**Given task**
Gather up the lines that contain "xlabel".

**Exercise inputs**
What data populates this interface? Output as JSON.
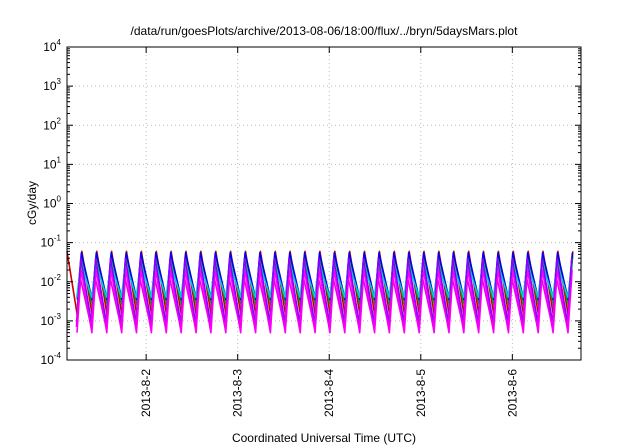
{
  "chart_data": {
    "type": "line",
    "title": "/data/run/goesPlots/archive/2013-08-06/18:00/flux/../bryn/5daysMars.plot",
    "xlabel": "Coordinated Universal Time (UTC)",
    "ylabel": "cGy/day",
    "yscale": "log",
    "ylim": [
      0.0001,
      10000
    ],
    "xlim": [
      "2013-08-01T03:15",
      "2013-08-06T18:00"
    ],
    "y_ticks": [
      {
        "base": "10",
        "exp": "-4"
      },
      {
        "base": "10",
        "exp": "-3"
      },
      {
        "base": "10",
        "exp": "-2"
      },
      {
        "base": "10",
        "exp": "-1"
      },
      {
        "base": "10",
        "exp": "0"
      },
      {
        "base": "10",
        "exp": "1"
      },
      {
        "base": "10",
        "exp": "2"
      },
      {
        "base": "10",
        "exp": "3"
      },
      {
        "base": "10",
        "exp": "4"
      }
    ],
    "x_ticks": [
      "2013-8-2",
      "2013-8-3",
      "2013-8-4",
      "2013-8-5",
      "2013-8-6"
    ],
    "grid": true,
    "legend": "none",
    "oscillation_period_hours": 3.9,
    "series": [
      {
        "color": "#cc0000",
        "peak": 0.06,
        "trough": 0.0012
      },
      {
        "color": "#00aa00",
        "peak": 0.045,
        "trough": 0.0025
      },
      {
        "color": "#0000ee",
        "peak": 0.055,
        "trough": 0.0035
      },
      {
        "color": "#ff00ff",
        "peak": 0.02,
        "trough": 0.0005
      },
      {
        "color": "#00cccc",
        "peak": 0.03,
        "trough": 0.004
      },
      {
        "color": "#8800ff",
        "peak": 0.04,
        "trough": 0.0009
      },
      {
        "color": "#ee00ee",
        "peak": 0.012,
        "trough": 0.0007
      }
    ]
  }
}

==

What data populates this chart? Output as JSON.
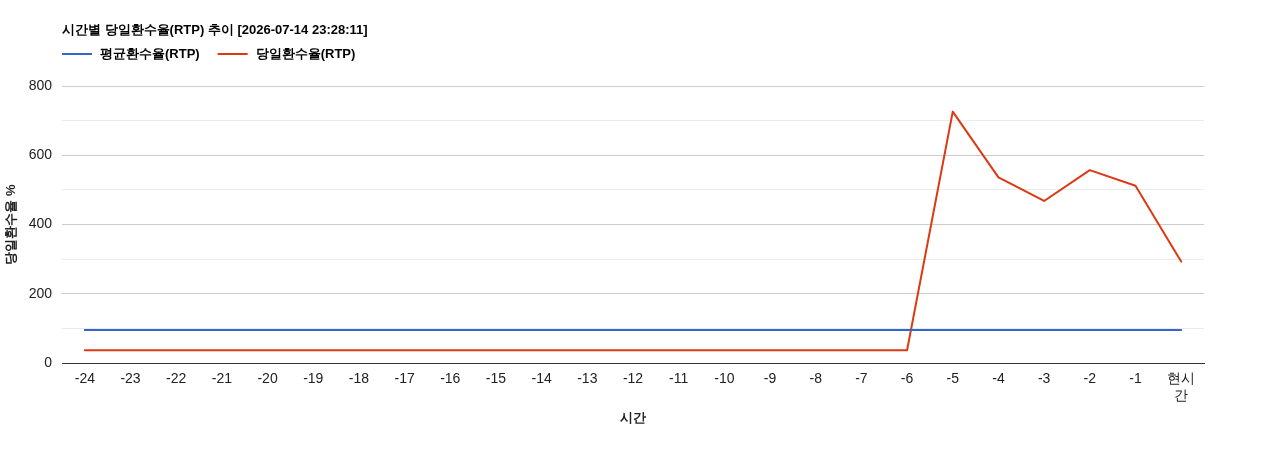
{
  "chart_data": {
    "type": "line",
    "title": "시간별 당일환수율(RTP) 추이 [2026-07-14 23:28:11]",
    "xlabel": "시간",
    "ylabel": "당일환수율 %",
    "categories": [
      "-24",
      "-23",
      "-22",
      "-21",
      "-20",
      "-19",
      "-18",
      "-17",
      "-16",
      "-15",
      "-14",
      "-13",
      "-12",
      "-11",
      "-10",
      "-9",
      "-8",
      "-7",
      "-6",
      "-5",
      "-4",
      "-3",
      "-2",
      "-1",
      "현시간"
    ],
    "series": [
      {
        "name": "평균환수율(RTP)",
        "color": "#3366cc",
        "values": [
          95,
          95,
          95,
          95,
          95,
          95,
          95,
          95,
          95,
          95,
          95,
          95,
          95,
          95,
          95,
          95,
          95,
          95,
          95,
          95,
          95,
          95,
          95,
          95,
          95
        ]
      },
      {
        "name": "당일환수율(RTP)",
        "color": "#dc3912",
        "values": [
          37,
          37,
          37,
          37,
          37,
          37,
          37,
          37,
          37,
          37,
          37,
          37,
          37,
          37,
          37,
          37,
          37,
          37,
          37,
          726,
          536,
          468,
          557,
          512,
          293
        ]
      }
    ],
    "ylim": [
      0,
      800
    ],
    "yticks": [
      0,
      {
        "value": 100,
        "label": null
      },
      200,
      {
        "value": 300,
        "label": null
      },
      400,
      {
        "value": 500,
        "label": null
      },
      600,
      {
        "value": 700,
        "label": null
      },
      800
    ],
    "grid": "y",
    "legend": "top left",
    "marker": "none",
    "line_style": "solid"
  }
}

**Solution to this exercise**
    "xlabel": "Coordinated Universal Time (UTC)",
    "xlabel": "시간",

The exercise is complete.